--- START ---

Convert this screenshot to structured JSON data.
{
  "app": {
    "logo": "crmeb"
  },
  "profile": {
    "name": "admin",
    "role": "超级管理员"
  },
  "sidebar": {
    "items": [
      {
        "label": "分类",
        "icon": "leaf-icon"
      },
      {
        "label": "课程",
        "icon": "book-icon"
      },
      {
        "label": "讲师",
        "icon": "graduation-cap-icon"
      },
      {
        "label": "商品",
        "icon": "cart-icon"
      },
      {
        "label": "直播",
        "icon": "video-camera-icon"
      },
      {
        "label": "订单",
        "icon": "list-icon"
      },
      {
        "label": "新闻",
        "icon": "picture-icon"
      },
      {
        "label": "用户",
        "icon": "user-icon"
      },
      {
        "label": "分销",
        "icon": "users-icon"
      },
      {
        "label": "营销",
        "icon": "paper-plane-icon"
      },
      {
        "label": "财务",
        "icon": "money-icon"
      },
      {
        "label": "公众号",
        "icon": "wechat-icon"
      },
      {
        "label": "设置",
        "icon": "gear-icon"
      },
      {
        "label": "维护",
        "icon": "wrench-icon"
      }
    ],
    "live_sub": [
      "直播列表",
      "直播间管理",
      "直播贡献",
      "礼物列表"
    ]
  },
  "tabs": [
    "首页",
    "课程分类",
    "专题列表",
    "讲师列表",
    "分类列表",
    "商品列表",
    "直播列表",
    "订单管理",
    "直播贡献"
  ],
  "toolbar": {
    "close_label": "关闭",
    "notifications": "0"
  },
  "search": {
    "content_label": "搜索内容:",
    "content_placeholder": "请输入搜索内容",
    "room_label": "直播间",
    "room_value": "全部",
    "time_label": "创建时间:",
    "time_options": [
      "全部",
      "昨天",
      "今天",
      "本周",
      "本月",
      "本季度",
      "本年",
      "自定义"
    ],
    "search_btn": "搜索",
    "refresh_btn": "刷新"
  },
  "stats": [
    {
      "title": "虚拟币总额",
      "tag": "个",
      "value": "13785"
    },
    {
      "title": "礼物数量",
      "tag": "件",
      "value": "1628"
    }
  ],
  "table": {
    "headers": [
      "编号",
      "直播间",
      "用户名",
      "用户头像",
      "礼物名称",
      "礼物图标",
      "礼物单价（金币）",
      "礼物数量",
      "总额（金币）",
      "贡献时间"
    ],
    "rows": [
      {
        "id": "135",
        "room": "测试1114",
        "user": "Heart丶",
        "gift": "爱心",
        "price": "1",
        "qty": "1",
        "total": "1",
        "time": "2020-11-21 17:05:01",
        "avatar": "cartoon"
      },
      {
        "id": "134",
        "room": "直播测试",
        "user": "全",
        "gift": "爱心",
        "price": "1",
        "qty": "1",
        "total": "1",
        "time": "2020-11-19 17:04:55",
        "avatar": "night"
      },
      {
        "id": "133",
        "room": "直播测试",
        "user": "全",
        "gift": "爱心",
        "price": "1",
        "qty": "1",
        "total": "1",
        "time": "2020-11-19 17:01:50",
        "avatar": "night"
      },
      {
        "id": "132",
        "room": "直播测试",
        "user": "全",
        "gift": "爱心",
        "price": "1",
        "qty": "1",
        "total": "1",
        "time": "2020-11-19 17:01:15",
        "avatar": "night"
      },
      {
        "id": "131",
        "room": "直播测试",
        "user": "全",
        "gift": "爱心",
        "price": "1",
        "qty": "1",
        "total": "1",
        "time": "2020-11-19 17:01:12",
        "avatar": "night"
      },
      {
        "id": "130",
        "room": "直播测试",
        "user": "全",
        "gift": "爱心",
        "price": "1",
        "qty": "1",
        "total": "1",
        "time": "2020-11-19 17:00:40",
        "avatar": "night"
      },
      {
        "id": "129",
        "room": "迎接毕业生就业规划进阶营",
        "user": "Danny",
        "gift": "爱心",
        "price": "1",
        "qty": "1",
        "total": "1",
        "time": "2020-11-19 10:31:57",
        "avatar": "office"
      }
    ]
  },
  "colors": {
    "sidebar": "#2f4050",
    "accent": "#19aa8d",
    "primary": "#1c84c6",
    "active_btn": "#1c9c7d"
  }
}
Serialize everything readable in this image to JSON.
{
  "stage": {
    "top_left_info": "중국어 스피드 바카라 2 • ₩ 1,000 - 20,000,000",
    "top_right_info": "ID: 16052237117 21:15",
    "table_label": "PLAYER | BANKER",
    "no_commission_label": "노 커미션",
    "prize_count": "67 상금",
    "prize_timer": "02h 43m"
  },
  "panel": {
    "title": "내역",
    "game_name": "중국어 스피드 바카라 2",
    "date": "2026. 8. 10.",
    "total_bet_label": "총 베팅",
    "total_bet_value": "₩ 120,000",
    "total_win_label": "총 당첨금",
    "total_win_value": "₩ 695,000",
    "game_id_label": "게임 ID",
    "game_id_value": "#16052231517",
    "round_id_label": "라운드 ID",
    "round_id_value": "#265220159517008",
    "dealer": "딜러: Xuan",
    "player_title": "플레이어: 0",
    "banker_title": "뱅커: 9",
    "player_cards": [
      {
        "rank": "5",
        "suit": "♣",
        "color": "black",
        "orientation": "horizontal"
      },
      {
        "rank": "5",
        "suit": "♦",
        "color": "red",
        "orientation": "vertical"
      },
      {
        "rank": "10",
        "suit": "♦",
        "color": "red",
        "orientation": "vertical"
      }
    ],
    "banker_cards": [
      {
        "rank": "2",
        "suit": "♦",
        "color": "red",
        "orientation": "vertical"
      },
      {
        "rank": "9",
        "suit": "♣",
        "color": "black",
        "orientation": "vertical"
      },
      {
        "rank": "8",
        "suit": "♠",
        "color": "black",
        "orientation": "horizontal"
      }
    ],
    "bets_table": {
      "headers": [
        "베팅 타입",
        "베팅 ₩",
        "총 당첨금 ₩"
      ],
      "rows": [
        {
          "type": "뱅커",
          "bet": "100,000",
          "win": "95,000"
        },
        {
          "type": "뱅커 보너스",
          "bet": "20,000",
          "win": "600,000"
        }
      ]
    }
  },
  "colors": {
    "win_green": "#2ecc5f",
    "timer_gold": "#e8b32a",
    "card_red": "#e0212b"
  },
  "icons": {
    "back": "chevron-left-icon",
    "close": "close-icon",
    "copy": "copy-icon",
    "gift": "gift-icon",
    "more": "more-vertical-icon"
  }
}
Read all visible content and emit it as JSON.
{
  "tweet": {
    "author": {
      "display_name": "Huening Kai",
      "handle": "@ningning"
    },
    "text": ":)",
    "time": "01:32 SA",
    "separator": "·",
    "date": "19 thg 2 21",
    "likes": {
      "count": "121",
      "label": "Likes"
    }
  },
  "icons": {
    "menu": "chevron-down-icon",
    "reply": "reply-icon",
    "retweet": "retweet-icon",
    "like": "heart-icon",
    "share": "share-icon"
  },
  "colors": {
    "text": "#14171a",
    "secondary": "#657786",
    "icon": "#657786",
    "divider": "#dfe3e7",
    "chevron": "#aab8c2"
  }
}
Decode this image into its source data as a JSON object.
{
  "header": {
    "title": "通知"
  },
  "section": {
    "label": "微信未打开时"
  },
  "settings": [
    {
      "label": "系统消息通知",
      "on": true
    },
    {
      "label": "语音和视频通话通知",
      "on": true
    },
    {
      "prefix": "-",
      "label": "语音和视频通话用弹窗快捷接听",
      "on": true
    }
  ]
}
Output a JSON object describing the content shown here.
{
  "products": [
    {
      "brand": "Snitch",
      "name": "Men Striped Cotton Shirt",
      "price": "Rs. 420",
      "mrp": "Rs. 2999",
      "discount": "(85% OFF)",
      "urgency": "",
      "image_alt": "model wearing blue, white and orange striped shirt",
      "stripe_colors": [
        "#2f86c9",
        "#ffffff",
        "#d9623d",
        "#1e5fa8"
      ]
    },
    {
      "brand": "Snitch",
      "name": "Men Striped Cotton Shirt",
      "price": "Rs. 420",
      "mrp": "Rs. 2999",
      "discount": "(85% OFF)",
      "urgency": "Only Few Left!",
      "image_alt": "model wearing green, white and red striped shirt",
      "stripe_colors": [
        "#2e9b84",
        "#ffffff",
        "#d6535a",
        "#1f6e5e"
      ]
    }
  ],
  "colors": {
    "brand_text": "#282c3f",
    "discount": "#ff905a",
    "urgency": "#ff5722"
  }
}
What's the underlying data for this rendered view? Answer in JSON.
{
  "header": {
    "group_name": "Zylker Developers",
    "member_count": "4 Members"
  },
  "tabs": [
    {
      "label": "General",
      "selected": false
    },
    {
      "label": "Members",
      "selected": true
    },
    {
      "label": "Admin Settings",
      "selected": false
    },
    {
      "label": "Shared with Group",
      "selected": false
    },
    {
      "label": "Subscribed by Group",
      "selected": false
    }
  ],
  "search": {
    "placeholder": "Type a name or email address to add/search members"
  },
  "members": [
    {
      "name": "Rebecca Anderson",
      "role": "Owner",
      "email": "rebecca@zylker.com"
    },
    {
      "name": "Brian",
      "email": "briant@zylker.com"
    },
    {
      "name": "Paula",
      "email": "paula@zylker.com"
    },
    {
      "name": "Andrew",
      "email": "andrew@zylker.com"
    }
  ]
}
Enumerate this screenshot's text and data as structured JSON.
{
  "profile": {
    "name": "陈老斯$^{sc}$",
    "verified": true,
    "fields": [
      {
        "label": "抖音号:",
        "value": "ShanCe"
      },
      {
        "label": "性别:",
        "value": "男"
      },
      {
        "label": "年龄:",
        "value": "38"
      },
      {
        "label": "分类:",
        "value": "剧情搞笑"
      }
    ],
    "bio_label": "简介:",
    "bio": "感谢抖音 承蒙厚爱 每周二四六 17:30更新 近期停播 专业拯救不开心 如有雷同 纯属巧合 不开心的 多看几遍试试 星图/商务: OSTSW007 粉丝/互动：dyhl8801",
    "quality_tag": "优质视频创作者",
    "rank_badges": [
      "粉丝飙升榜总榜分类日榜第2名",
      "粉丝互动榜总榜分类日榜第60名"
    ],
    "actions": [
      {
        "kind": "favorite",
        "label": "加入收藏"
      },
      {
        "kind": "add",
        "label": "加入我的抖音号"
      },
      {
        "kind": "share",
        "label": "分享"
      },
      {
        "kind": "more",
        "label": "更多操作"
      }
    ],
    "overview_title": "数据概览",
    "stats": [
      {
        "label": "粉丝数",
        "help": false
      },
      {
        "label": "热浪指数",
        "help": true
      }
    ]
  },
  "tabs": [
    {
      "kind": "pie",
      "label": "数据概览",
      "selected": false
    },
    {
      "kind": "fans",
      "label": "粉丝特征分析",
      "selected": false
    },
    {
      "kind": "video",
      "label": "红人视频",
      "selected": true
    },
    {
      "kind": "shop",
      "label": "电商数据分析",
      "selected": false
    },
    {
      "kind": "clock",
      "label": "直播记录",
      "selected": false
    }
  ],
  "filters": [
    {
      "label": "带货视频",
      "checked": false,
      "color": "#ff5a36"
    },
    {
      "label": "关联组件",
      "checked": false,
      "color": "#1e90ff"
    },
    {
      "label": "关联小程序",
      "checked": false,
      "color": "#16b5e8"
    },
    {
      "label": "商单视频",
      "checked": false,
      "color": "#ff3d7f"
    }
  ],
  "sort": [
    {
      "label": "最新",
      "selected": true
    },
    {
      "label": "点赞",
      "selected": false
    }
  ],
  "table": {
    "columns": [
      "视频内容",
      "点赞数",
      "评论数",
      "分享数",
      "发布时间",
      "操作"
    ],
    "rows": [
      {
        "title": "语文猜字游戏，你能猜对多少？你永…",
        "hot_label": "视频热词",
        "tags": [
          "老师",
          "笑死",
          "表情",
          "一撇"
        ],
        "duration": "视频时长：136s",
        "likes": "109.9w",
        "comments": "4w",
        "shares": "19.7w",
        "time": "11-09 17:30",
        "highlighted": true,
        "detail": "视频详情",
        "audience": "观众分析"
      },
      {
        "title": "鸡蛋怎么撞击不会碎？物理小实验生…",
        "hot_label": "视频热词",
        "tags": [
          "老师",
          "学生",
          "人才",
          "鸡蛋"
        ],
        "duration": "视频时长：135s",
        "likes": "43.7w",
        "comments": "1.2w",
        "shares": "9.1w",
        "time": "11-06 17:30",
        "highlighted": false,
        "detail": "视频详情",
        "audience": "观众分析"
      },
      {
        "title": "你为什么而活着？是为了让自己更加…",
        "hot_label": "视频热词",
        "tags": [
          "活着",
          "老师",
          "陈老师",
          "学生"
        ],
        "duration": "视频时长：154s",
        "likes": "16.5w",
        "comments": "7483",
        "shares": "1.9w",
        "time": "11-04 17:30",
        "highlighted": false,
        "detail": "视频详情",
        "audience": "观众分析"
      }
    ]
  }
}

--- END ---

◆ Work to complete: Select from the material above each line in which the string "comments" appears, and list those lines.

◆ Full answer:
        "comments": "4w",
        "comments": "1.2w",
        "comments": "7483",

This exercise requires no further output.